## PROBLEM TO SOLVE
Using the listing below, give the number of lines where "门店设置" appears, and nothing else.

==== INFORMATION GIVEN

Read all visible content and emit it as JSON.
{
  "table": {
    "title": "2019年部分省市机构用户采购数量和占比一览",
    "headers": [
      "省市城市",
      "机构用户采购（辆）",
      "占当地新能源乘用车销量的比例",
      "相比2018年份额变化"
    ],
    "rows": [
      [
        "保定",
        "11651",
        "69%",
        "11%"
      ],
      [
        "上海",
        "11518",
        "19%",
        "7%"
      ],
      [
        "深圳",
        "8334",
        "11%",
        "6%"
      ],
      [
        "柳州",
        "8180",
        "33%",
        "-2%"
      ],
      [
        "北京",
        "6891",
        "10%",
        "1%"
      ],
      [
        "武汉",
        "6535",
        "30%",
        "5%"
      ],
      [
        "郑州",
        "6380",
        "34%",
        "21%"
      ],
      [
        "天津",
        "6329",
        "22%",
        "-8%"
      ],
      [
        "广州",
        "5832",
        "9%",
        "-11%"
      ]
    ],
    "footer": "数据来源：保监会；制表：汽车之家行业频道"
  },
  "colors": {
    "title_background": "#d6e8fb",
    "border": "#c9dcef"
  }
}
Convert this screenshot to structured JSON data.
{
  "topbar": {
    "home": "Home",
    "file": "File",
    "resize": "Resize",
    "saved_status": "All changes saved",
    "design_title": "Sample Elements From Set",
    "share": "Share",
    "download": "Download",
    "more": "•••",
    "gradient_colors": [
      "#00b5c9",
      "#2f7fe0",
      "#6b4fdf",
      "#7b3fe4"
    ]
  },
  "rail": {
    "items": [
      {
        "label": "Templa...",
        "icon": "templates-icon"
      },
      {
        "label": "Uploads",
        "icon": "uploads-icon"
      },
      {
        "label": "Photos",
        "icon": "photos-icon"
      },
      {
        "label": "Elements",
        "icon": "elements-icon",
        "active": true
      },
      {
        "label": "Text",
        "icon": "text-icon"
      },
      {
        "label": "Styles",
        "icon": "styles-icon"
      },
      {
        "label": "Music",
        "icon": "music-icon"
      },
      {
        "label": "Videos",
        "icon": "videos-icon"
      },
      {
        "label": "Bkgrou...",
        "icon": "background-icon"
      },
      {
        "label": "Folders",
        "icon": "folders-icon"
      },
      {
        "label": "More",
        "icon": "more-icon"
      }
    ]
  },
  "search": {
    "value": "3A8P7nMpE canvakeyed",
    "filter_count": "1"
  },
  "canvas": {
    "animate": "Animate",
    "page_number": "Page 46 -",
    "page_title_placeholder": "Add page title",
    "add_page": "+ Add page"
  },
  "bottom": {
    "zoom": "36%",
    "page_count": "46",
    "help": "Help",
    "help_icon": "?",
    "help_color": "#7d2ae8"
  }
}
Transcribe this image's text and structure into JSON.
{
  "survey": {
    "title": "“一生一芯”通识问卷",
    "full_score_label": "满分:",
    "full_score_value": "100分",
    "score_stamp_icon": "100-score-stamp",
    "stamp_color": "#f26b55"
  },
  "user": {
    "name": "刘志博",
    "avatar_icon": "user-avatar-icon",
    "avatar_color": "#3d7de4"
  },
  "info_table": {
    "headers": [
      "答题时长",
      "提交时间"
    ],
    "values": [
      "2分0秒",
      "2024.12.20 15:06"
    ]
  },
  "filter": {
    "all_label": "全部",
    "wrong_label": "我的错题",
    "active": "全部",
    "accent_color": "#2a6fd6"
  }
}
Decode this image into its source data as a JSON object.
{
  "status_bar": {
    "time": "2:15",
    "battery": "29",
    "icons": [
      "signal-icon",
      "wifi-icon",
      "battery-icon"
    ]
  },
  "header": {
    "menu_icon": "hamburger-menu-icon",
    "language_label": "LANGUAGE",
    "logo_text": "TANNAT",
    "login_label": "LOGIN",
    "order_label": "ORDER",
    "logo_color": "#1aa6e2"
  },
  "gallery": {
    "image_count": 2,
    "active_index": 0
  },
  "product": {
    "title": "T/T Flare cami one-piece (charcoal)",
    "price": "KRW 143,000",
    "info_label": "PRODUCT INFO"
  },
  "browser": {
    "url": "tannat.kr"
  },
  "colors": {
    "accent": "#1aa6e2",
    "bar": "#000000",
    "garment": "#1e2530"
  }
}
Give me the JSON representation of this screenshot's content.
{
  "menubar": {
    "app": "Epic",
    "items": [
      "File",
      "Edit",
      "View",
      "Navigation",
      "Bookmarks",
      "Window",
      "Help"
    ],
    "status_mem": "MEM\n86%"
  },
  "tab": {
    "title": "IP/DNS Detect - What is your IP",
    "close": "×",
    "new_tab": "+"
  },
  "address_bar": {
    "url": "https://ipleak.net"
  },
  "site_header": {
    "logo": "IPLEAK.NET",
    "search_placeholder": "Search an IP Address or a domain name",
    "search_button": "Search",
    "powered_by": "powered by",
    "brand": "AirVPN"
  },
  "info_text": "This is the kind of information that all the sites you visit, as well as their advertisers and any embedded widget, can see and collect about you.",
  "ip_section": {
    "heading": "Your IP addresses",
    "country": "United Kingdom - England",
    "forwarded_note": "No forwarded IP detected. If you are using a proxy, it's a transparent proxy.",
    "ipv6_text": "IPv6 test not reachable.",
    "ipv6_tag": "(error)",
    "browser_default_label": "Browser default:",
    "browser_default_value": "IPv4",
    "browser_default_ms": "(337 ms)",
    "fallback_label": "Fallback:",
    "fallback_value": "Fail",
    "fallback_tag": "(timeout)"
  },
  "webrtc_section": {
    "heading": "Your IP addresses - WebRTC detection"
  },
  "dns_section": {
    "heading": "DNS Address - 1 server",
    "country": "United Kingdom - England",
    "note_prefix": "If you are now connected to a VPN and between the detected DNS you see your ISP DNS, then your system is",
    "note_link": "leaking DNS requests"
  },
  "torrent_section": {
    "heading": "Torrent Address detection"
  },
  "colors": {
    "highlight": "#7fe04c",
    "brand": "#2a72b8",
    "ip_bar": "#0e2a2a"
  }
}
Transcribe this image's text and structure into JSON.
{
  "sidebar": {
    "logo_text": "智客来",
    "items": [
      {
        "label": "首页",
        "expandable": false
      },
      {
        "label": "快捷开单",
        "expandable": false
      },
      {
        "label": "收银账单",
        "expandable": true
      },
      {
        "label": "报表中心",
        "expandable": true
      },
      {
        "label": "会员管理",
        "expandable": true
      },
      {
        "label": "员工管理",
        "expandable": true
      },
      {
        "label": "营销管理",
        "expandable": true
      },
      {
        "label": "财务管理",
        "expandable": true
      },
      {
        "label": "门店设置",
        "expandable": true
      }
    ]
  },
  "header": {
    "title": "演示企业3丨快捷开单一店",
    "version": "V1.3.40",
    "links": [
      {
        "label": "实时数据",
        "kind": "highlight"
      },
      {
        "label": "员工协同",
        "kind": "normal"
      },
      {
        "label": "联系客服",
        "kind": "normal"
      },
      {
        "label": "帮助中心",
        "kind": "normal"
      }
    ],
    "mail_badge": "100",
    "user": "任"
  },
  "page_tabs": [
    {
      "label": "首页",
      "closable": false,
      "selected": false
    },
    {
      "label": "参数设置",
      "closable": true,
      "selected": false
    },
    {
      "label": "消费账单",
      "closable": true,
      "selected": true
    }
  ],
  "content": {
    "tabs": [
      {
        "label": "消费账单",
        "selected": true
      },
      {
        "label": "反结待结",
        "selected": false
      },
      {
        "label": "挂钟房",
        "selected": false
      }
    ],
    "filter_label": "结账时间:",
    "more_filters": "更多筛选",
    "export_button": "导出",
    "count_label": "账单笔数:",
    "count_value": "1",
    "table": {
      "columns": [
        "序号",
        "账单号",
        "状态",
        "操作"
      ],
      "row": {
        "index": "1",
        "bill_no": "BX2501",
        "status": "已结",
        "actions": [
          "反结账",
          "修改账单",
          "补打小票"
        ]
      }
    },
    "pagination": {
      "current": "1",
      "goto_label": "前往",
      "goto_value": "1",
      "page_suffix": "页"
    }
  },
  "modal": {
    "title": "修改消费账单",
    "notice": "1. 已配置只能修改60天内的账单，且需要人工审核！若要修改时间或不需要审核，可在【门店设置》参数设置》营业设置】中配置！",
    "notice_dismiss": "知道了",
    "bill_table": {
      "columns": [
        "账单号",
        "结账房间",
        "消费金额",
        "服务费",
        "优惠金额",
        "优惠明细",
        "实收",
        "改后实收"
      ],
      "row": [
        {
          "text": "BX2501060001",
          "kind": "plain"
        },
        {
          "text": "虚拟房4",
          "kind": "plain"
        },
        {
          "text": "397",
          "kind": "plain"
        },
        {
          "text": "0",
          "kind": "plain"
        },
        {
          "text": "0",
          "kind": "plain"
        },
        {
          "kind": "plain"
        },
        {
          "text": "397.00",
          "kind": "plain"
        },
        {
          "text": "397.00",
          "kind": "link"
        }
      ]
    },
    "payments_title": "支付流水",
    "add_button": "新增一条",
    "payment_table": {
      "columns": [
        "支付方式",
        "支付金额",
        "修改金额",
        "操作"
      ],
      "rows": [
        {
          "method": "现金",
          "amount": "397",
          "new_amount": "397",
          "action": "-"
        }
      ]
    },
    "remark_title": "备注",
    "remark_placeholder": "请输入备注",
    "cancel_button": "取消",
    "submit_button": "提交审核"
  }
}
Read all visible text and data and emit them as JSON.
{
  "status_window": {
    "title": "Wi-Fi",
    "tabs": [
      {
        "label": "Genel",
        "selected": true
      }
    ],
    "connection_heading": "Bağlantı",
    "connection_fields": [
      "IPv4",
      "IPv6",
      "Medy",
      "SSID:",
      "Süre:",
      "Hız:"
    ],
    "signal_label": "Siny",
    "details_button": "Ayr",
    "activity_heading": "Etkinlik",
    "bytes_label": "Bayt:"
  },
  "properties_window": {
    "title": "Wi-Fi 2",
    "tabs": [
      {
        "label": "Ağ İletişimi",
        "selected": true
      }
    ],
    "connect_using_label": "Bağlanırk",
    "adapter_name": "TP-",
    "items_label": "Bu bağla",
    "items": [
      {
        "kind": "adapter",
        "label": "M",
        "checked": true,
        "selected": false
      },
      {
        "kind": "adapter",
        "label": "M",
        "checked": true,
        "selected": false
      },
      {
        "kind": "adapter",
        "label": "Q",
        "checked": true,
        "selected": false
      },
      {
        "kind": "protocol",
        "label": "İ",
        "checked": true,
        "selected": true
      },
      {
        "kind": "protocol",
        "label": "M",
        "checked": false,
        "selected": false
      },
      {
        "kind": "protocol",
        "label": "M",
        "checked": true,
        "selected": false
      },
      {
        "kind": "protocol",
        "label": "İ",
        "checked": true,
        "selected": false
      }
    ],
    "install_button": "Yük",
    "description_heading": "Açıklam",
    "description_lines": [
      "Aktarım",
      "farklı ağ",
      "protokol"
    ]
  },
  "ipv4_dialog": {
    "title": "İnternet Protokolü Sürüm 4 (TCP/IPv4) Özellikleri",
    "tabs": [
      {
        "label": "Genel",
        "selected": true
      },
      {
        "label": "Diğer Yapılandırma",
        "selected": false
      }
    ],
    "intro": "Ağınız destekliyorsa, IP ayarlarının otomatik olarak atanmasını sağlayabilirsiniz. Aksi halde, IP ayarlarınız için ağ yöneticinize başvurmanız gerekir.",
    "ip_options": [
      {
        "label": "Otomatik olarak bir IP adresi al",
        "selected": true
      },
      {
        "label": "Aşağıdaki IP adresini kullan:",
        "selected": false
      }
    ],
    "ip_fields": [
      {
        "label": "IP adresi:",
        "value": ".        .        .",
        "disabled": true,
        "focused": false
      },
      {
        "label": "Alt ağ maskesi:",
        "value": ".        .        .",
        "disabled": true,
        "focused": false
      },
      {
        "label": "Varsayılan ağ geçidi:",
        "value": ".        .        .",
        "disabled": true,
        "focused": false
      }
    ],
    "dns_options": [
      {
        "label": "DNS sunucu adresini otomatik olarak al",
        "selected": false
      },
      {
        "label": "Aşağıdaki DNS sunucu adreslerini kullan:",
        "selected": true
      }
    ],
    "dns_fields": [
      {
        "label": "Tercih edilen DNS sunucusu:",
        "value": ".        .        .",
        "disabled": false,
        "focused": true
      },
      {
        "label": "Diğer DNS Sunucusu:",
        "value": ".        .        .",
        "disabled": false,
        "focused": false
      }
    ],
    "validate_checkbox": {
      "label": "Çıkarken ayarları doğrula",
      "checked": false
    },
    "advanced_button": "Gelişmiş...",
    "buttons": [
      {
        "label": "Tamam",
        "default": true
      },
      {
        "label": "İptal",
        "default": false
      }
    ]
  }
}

========

## ANSWER FOR THIS EXERCISE
2